What you need to do
From the page on interrupts, rewrite the part that starts at "Interrupts can be" and ends after "in STM32 boards.", substituting "ISR" for "IRQHandler".

Document text
◆ ◆ ◆
Interrupts are asynchronous hardware signals that can be handled in software. They are handled by the microcontroller immediately, therefore interrupting whatever was being executed before the interrupt.
Interrupts can be generated by different events, such as exceptions, timer counter overflows, incoming messages on a bus, GPIO level change etc...
All these events generate an Interrupt REQuest (IRQ), which is managed in software by the corresponding Interrupt Request Handler (IRQHandler): a software function which is called every time the interrupt takes place.
This page gives some quick information on how to use Interrupts with MIOSIX in STM32 boards.
Step 1: Enable IRQ Generation
Some Interrupts, called unmaskable interrupts, are enabled by default and are handled by the OS, e.g. exceptions.
Other interrupts have to be explicitly enabled. In STM32 boards, this typically means that you have to set a register of the peripheral to tell it to generate an interrupt when a certain event occurs.
1.1 Timer peripherals
For TIMER peripherals in STM32 you have to set the DIER register. You can find this kind of information in the microcontroller's datasheet.
// enable interrupt on Update Event (overflow) of TIM2
TIM2->DIER |= TIM_DIER_UIE;
// start the timer
TIM2->SR &= ~TIM_SR_UIF;
TIM2->CR1 |= TIM_CR1_CEN;1.2 GPIO interrupts (EXTI peripheral)
To generate an interrupt on a GPIO rising/falling edge you will have configure the EXTI and SYSCFG->EXTICR registers.
GPIOs with the same pin number are part of the same interrupt line (e.g. PA1, PB1, PC1 are assigned to line 1). There exist 16 lines (from 0 to 15).
Each line can be associated to only one pin at a time: for line 1 you can generate an interrupt for PA1 or PB1, but not for both of them. In fact pins on the same line are multiplexed. But for example you can enable the interrupt both for PA1 and PC3 since they are on different lines (1 and 3).
Finally consider that only lines from 0 to 4 have their dedicated interrupt handler function (one handler for each line 0-4). Lines 5-9 and 10-15 are associated to the same interrupt handler (one for lines 5-9 and one for lines 10-15).
Anyway, if you have to enable multiple interrupts on the same line or on those lines that have a shared handler, when the interrupt is received you can check the EXTI->PR register to know which line triggered the interrupt. The same is done in skyward-boardcore when an interrupt is triggered on lines 5-9 or 10-15, in src/shared/drivers/interrupt/external_interrupts.cpp: after checking on which line the interrupt was triggered, a specific function is called for each interrupt line from 5 to 9 or from 10 to 15.
This is an example of how to enable interrupt generation on the falling edge of PC4. More details can be found in the SYSCFG section of the STM32 reference manual (see references below). There you can find the way in which the SYSCFG->EXTICR register has to be configured to assign the interrupt to a specific GPIO. SYSCFG->EXTICR is an array of four elements (SYSCFG->EXTICR1 to SYSCFG->EXTICR4).
◆ ◆ ◆
Supplied material
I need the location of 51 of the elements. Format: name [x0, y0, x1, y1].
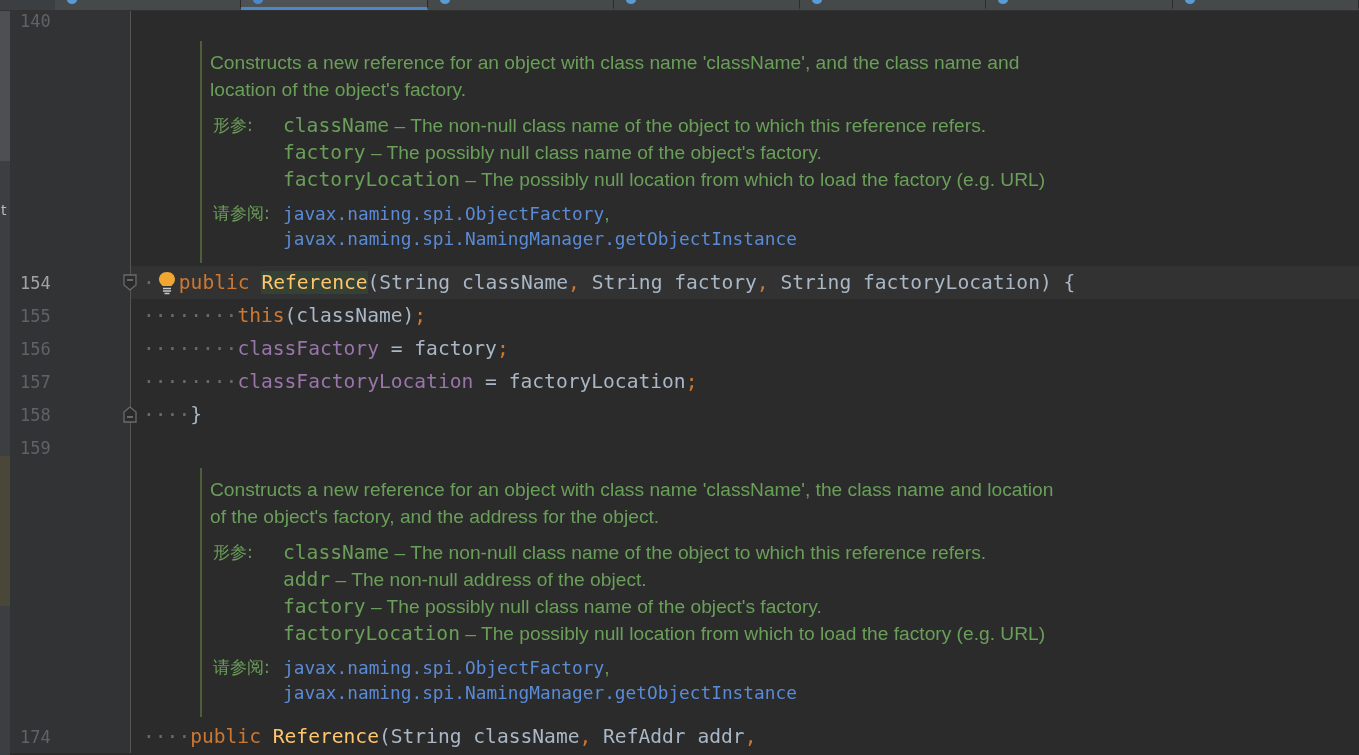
◆ ◆ ◆
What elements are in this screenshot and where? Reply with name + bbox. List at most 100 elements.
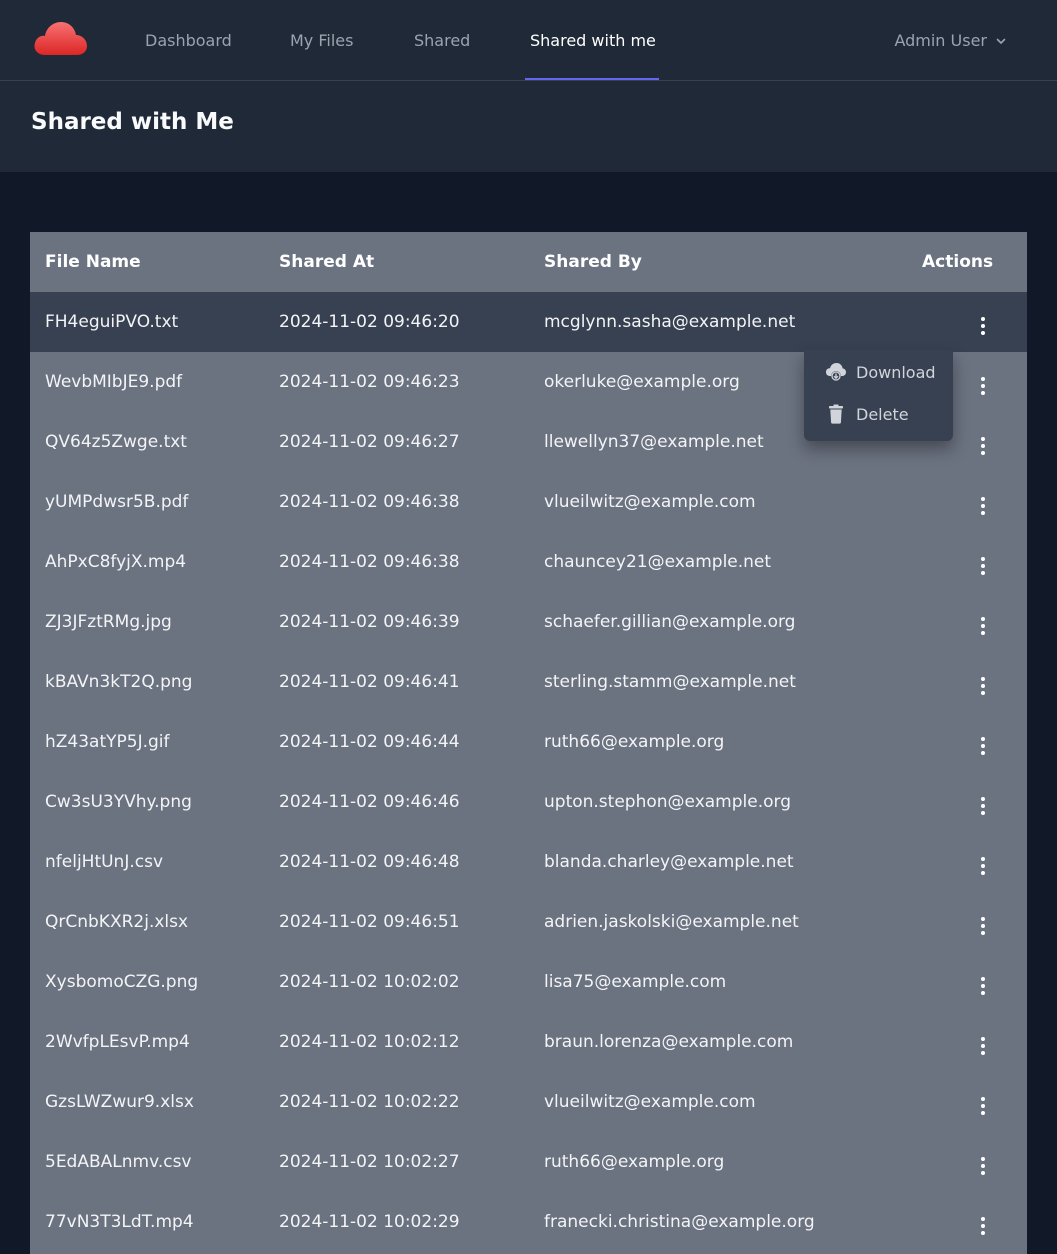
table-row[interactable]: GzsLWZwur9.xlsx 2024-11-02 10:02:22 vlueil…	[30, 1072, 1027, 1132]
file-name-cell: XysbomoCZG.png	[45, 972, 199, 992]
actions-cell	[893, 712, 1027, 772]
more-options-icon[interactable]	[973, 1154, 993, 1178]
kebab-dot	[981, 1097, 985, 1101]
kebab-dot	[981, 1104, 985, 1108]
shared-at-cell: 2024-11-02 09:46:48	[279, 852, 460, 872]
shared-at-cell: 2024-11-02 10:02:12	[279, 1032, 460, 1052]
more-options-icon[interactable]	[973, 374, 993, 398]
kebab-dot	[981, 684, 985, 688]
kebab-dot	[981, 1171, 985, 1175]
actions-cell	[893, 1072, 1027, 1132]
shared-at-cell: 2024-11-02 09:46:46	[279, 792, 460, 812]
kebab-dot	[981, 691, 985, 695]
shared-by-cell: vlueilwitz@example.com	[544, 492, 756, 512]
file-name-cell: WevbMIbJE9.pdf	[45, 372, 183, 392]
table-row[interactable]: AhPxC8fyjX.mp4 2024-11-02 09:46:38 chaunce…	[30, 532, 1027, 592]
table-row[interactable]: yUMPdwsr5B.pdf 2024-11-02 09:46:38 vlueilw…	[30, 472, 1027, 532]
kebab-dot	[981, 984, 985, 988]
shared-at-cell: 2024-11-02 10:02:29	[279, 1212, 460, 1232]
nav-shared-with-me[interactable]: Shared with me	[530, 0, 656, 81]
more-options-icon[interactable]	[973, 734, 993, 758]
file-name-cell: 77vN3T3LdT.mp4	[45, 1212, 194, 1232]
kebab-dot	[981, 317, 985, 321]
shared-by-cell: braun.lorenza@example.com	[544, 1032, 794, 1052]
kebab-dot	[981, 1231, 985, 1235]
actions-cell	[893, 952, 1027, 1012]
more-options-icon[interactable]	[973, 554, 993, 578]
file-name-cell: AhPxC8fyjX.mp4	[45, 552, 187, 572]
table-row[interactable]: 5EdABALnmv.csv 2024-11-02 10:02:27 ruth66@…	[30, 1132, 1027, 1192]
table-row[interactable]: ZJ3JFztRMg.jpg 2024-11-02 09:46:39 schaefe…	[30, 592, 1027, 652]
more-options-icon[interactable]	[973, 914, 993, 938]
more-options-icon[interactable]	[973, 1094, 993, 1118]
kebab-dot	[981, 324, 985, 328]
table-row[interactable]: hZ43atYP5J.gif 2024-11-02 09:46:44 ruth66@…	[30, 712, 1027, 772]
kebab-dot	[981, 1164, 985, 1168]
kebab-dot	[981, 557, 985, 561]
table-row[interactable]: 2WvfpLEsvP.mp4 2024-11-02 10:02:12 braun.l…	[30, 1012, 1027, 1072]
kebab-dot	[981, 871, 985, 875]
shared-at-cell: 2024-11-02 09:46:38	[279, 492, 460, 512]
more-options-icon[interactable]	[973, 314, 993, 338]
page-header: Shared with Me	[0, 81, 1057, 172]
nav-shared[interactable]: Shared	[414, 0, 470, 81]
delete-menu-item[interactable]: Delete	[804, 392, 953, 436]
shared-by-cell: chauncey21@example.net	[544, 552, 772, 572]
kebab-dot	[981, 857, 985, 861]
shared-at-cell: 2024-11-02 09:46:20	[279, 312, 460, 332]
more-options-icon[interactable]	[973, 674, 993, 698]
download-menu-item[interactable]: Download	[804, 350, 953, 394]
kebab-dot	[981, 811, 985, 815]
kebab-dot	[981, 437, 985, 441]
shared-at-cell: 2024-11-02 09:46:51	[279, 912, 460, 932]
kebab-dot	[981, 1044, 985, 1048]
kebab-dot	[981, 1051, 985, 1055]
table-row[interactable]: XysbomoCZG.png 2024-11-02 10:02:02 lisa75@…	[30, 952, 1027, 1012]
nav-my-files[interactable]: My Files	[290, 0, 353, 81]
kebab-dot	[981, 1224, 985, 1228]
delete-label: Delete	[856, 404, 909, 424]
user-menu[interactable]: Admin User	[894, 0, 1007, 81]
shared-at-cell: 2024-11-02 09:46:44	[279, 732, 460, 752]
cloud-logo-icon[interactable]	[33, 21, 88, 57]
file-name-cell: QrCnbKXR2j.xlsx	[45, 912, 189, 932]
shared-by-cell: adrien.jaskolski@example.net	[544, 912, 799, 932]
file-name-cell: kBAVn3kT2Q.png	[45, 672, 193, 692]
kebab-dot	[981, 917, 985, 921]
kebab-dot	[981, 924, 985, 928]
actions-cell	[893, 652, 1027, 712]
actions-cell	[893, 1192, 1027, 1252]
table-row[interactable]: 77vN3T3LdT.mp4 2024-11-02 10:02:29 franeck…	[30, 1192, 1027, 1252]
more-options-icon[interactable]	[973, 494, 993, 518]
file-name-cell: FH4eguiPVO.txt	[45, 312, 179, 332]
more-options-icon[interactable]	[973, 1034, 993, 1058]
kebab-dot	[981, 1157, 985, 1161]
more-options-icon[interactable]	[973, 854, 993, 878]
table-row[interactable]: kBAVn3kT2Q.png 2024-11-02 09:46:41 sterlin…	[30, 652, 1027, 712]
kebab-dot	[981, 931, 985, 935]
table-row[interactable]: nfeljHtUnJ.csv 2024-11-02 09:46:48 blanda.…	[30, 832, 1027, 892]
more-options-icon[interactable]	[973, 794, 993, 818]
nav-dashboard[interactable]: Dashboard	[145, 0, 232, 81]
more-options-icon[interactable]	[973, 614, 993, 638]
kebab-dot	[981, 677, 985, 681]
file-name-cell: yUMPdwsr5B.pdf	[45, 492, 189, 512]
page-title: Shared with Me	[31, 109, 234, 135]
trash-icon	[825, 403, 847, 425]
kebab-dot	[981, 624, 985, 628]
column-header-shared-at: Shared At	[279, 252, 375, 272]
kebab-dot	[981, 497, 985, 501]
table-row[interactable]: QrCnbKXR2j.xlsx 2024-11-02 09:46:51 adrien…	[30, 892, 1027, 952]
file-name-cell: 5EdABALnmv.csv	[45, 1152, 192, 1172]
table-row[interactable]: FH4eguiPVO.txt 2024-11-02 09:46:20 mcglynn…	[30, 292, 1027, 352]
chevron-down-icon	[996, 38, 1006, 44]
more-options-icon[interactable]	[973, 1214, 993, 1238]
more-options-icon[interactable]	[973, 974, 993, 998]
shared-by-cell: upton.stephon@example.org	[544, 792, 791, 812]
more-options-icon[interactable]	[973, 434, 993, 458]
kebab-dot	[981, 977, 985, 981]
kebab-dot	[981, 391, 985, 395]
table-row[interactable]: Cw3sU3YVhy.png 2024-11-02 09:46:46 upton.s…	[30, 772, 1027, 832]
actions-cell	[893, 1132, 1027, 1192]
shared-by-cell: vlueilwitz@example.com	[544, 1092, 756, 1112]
◆ ◆ ◆
Correct answer
Interrupts can be generated by different events, such as exceptions, timer counter overflows, incoming messages on a bus, GPIO level change etc...
All these events generate an Interrupt REQuest (IRQ), which is managed in software by the corresponding Interrupt Request Handler (ISR): a software function which is called every time the interrupt takes place.
This page gives some quick information on how to use Interrupts with MIOSIX in STM32 boards.